Figure collection entries:
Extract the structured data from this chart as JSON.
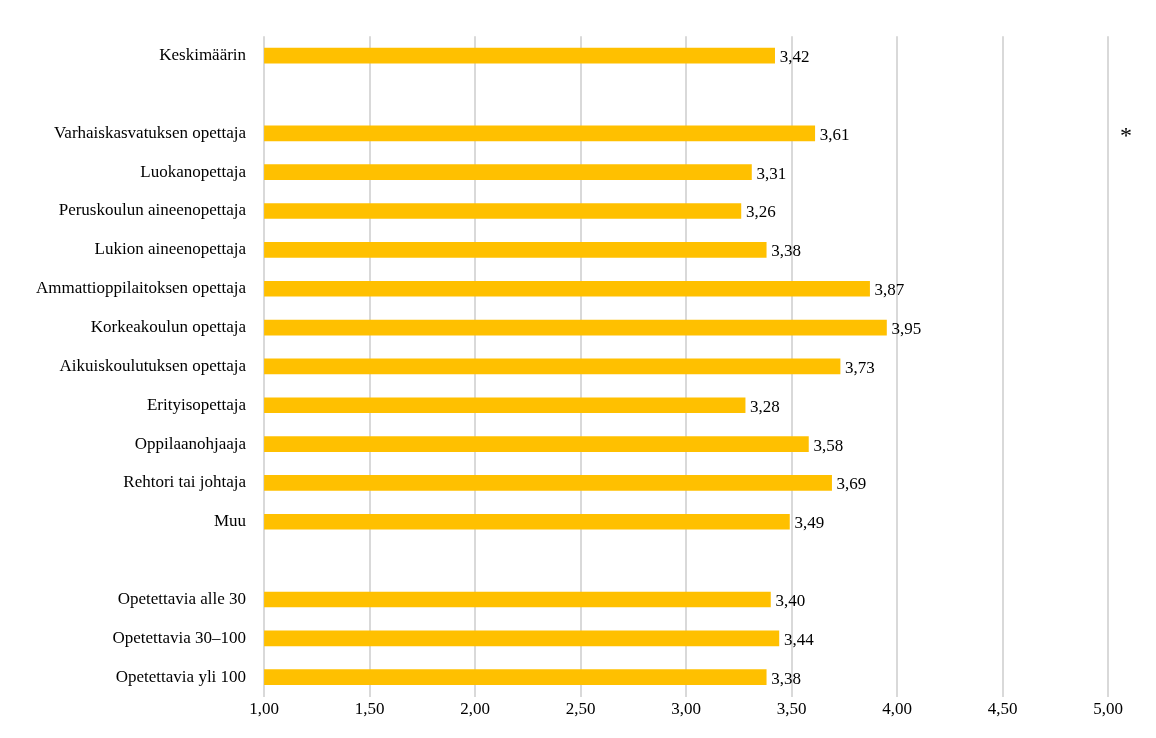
{
  "chart_data": {
    "type": "bar",
    "orientation": "horizontal",
    "categories": [
      "Keskimäärin",
      null,
      "Varhaiskasvatuksen opettaja",
      "Luokanopettaja",
      "Peruskoulun aineenopettaja",
      "Lukion aineenopettaja",
      "Ammattioppilaitoksen opettaja",
      "Korkeakoulun opettaja",
      "Aikuiskoulutuksen opettaja",
      "Erityisopettaja",
      "Oppilaanohjaaja",
      "Rehtori tai johtaja",
      "Muu",
      null,
      "Opetettavia alle 30",
      "Opetettavia 30–100",
      "Opetettavia yli 100"
    ],
    "values": [
      3.42,
      null,
      3.61,
      3.31,
      3.26,
      3.38,
      3.87,
      3.95,
      3.73,
      3.28,
      3.58,
      3.69,
      3.49,
      null,
      3.4,
      3.44,
      3.38
    ],
    "value_labels": [
      "3,42",
      null,
      "3,61",
      "3,31",
      "3,26",
      "3,38",
      "3,87",
      "3,95",
      "3,73",
      "3,28",
      "3,58",
      "3,69",
      "3,49",
      null,
      "3,40",
      "3,44",
      "3,38"
    ],
    "color": "#ffc000",
    "xlim": [
      1,
      5
    ],
    "xticks": [
      {
        "value": 1,
        "label": "1,00"
      },
      {
        "value": 1.5,
        "label": "1,50"
      },
      {
        "value": 2,
        "label": "2,00"
      },
      {
        "value": 2.5,
        "label": "2,50"
      },
      {
        "value": 3,
        "label": "3,00"
      },
      {
        "value": 3.5,
        "label": "3,50"
      },
      {
        "value": 4,
        "label": "4,00"
      },
      {
        "value": 4.5,
        "label": "4,50"
      },
      {
        "value": 5,
        "label": "5,00"
      }
    ],
    "grid": "x",
    "legend": false,
    "annotations": [
      "*"
    ]
  }
}
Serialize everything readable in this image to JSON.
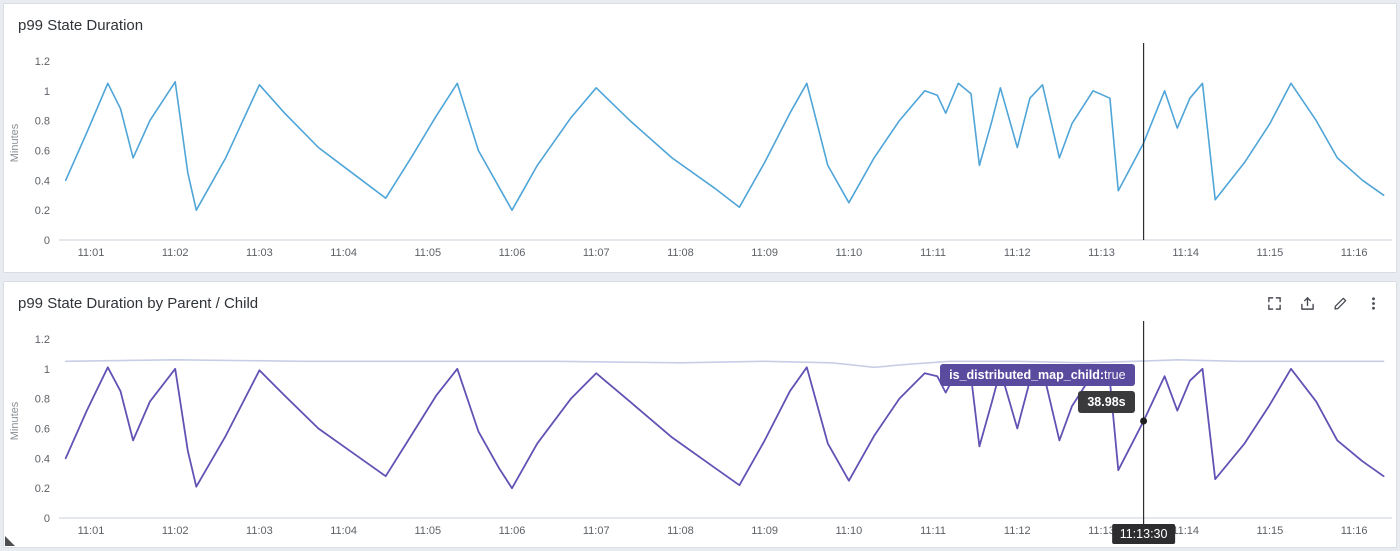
{
  "panels": [
    {
      "title": "p99 State Duration"
    },
    {
      "title": "p99 State Duration by Parent / Child",
      "toolbar": {
        "icons": [
          "expand-icon",
          "export-icon",
          "edit-icon",
          "kebab-menu-icon"
        ]
      }
    }
  ],
  "chart_data": [
    {
      "type": "line",
      "title": "p99 State Duration",
      "ylabel": "Minutes",
      "ylim": [
        0,
        1.3
      ],
      "yticks": [
        0,
        0.2,
        0.4,
        0.6,
        0.8,
        1,
        1.2
      ],
      "x_tick_labels": [
        "11:01",
        "11:02",
        "11:03",
        "11:04",
        "11:05",
        "11:06",
        "11:07",
        "11:08",
        "11:09",
        "11:10",
        "11:11",
        "11:12",
        "11:13",
        "11:14",
        "11:15",
        "11:16"
      ],
      "x_tick_start_minute": 1,
      "x_range": [
        0.62,
        16.45
      ],
      "grid": false,
      "series": [
        {
          "color": "#4fa5d8",
          "width": 1.6,
          "points": [
            [
              0.7,
              0.4
            ],
            [
              0.95,
              0.72
            ],
            [
              1.2,
              1.05
            ],
            [
              1.35,
              0.88
            ],
            [
              1.5,
              0.55
            ],
            [
              1.7,
              0.8
            ],
            [
              2.0,
              1.06
            ],
            [
              2.15,
              0.45
            ],
            [
              2.25,
              0.2
            ],
            [
              2.6,
              0.55
            ],
            [
              3.0,
              1.04
            ],
            [
              3.3,
              0.85
            ],
            [
              3.7,
              0.62
            ],
            [
              4.1,
              0.45
            ],
            [
              4.5,
              0.28
            ],
            [
              4.8,
              0.55
            ],
            [
              5.1,
              0.83
            ],
            [
              5.35,
              1.05
            ],
            [
              5.6,
              0.6
            ],
            [
              5.85,
              0.35
            ],
            [
              6.0,
              0.2
            ],
            [
              6.3,
              0.5
            ],
            [
              6.7,
              0.82
            ],
            [
              7.0,
              1.02
            ],
            [
              7.4,
              0.8
            ],
            [
              7.9,
              0.55
            ],
            [
              8.4,
              0.35
            ],
            [
              8.7,
              0.22
            ],
            [
              9.0,
              0.52
            ],
            [
              9.3,
              0.85
            ],
            [
              9.5,
              1.05
            ],
            [
              9.75,
              0.5
            ],
            [
              10.0,
              0.25
            ],
            [
              10.3,
              0.55
            ],
            [
              10.6,
              0.8
            ],
            [
              10.9,
              1.0
            ],
            [
              11.05,
              0.97
            ],
            [
              11.15,
              0.85
            ],
            [
              11.3,
              1.05
            ],
            [
              11.45,
              0.98
            ],
            [
              11.55,
              0.5
            ],
            [
              11.7,
              0.8
            ],
            [
              11.8,
              1.02
            ],
            [
              12.0,
              0.62
            ],
            [
              12.15,
              0.95
            ],
            [
              12.3,
              1.04
            ],
            [
              12.5,
              0.55
            ],
            [
              12.65,
              0.78
            ],
            [
              12.9,
              1.0
            ],
            [
              13.1,
              0.95
            ],
            [
              13.2,
              0.33
            ],
            [
              13.5,
              0.65
            ],
            [
              13.75,
              1.0
            ],
            [
              13.9,
              0.75
            ],
            [
              14.05,
              0.95
            ],
            [
              14.2,
              1.05
            ],
            [
              14.35,
              0.27
            ],
            [
              14.7,
              0.52
            ],
            [
              15.0,
              0.78
            ],
            [
              15.25,
              1.05
            ],
            [
              15.55,
              0.8
            ],
            [
              15.8,
              0.55
            ],
            [
              16.1,
              0.4
            ],
            [
              16.35,
              0.3
            ]
          ]
        }
      ],
      "crosshair": {
        "t": 13.5
      }
    },
    {
      "type": "line",
      "title": "p99 State Duration by Parent / Child",
      "ylabel": "Minutes",
      "ylim": [
        0,
        1.3
      ],
      "yticks": [
        0,
        0.2,
        0.4,
        0.6,
        0.8,
        1,
        1.2
      ],
      "x_tick_labels": [
        "11:01",
        "11:02",
        "11:03",
        "11:04",
        "11:05",
        "11:06",
        "11:07",
        "11:08",
        "11:09",
        "11:10",
        "11:11",
        "11:12",
        "11:13",
        "11:14",
        "11:15",
        "11:16"
      ],
      "x_tick_start_minute": 1,
      "x_range": [
        0.62,
        16.45
      ],
      "grid": false,
      "series": [
        {
          "color": "#c9cee6",
          "width": 1.6,
          "points": [
            [
              0.7,
              1.05
            ],
            [
              2.0,
              1.06
            ],
            [
              3.5,
              1.05
            ],
            [
              5.0,
              1.05
            ],
            [
              6.5,
              1.05
            ],
            [
              8.0,
              1.04
            ],
            [
              9.0,
              1.05
            ],
            [
              9.8,
              1.04
            ],
            [
              10.3,
              1.01
            ],
            [
              10.7,
              1.03
            ],
            [
              11.2,
              1.05
            ],
            [
              12.0,
              1.05
            ],
            [
              12.8,
              1.04
            ],
            [
              13.4,
              1.05
            ],
            [
              13.9,
              1.06
            ],
            [
              14.6,
              1.05
            ],
            [
              15.5,
              1.05
            ],
            [
              16.35,
              1.05
            ]
          ]
        },
        {
          "color": "#6152b4",
          "width": 1.8,
          "points": [
            [
              0.7,
              0.4
            ],
            [
              0.95,
              0.72
            ],
            [
              1.2,
              1.01
            ],
            [
              1.35,
              0.85
            ],
            [
              1.5,
              0.52
            ],
            [
              1.7,
              0.78
            ],
            [
              2.0,
              1.0
            ],
            [
              2.15,
              0.45
            ],
            [
              2.25,
              0.21
            ],
            [
              2.6,
              0.55
            ],
            [
              3.0,
              0.99
            ],
            [
              3.3,
              0.82
            ],
            [
              3.7,
              0.6
            ],
            [
              4.1,
              0.44
            ],
            [
              4.5,
              0.28
            ],
            [
              4.8,
              0.55
            ],
            [
              5.1,
              0.82
            ],
            [
              5.35,
              1.0
            ],
            [
              5.6,
              0.58
            ],
            [
              5.85,
              0.33
            ],
            [
              6.0,
              0.2
            ],
            [
              6.3,
              0.5
            ],
            [
              6.7,
              0.8
            ],
            [
              7.0,
              0.97
            ],
            [
              7.4,
              0.78
            ],
            [
              7.9,
              0.54
            ],
            [
              8.4,
              0.34
            ],
            [
              8.7,
              0.22
            ],
            [
              9.0,
              0.52
            ],
            [
              9.3,
              0.85
            ],
            [
              9.5,
              1.01
            ],
            [
              9.75,
              0.5
            ],
            [
              10.0,
              0.25
            ],
            [
              10.3,
              0.55
            ],
            [
              10.6,
              0.8
            ],
            [
              10.9,
              0.97
            ],
            [
              11.05,
              0.95
            ],
            [
              11.15,
              0.84
            ],
            [
              11.3,
              1.0
            ],
            [
              11.45,
              0.95
            ],
            [
              11.55,
              0.48
            ],
            [
              11.7,
              0.78
            ],
            [
              11.8,
              0.99
            ],
            [
              12.0,
              0.6
            ],
            [
              12.15,
              0.92
            ],
            [
              12.3,
              1.0
            ],
            [
              12.5,
              0.52
            ],
            [
              12.65,
              0.75
            ],
            [
              12.9,
              0.97
            ],
            [
              13.1,
              0.92
            ],
            [
              13.2,
              0.32
            ],
            [
              13.5,
              0.65
            ],
            [
              13.75,
              0.95
            ],
            [
              13.9,
              0.72
            ],
            [
              14.05,
              0.92
            ],
            [
              14.2,
              1.0
            ],
            [
              14.35,
              0.26
            ],
            [
              14.7,
              0.5
            ],
            [
              15.0,
              0.76
            ],
            [
              15.25,
              1.0
            ],
            [
              15.55,
              0.78
            ],
            [
              15.8,
              0.52
            ],
            [
              16.1,
              0.38
            ],
            [
              16.35,
              0.28
            ]
          ]
        }
      ],
      "crosshair": {
        "t": 13.5,
        "marker_v": 0.65,
        "extend_below": true
      },
      "tooltip": {
        "series_label": "is_distributed_map_child:",
        "series_value": "true",
        "value": "38.98s",
        "time_label": "11:13:30"
      }
    }
  ]
}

**Directive**
Report the number of lines that contain "Duration", with no other words.

**Exercise result**
4